(Extracted records)
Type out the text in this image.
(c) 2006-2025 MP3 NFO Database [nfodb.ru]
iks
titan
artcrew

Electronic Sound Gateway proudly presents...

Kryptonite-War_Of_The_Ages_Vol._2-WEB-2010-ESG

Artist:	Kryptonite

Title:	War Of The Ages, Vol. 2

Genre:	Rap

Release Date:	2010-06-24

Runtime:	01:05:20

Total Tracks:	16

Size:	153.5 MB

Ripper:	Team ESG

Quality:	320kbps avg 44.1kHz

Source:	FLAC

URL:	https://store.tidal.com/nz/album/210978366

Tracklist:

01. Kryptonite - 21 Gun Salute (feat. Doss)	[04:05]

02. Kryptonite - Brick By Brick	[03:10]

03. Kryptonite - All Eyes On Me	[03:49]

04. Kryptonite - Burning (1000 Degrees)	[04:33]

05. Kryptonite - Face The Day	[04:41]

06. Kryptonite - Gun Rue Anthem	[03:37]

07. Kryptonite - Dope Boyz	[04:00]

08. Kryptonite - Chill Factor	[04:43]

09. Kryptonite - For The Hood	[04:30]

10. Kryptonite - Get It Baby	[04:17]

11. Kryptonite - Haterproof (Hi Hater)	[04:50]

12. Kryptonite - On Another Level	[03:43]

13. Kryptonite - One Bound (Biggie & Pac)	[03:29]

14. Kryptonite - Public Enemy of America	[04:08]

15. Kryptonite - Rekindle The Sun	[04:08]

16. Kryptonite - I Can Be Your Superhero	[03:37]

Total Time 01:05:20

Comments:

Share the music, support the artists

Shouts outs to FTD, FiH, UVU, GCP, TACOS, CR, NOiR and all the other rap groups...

## Description of the task
Write out each line of the data above again, exactly as given.

## Full response
Type out the text in this image.
(c) 2006-2025 MP3 NFO Database [nfodb.ru]
iks
titan
artcrew

Electronic Sound Gateway proudly presents...

Kryptonite-War_Of_The_Ages_Vol._2-WEB-2010-ESG

Artist:	Kryptonite

Title:	War Of The Ages, Vol. 2

Genre:	Rap

Release Date:	2010-06-24

Runtime:	01:05:20

Total Tracks:	16

Size:	153.5 MB

Ripper:	Team ESG

Quality:	320kbps avg 44.1kHz

Source:	FLAC

URL:	https://store.tidal.com/nz/album/210978366

Tracklist:

01. Kryptonite - 21 Gun Salute (feat. Doss)	[04:05]

02. Kryptonite - Brick By Brick	[03:10]

03. Kryptonite - All Eyes On Me	[03:49]

04. Kryptonite - Burning (1000 Degrees)	[04:33]

05. Kryptonite - Face The Day	[04:41]

06. Kryptonite - Gun Rue Anthem	[03:37]

07. Kryptonite - Dope Boyz	[04:00]

08. Kryptonite - Chill Factor	[04:43]

09. Kryptonite - For The Hood	[04:30]

10. Kryptonite - Get It Baby	[04:17]

11. Kryptonite - Haterproof (Hi Hater)	[04:50]

12. Kryptonite - On Another Level	[03:43]

13. Kryptonite - One Bound (Biggie & Pac)	[03:29]

14. Kryptonite - Public Enemy of America	[04:08]

15. Kryptonite - Rekindle The Sun	[04:08]

16. Kryptonite - I Can Be Your Superhero	[03:37]

Total Time 01:05:20

Comments:

Share the music, support the artists

Shouts outs to FTD, FiH, UVU, GCP, TACOS, CR, NOiR and all the other rap groups...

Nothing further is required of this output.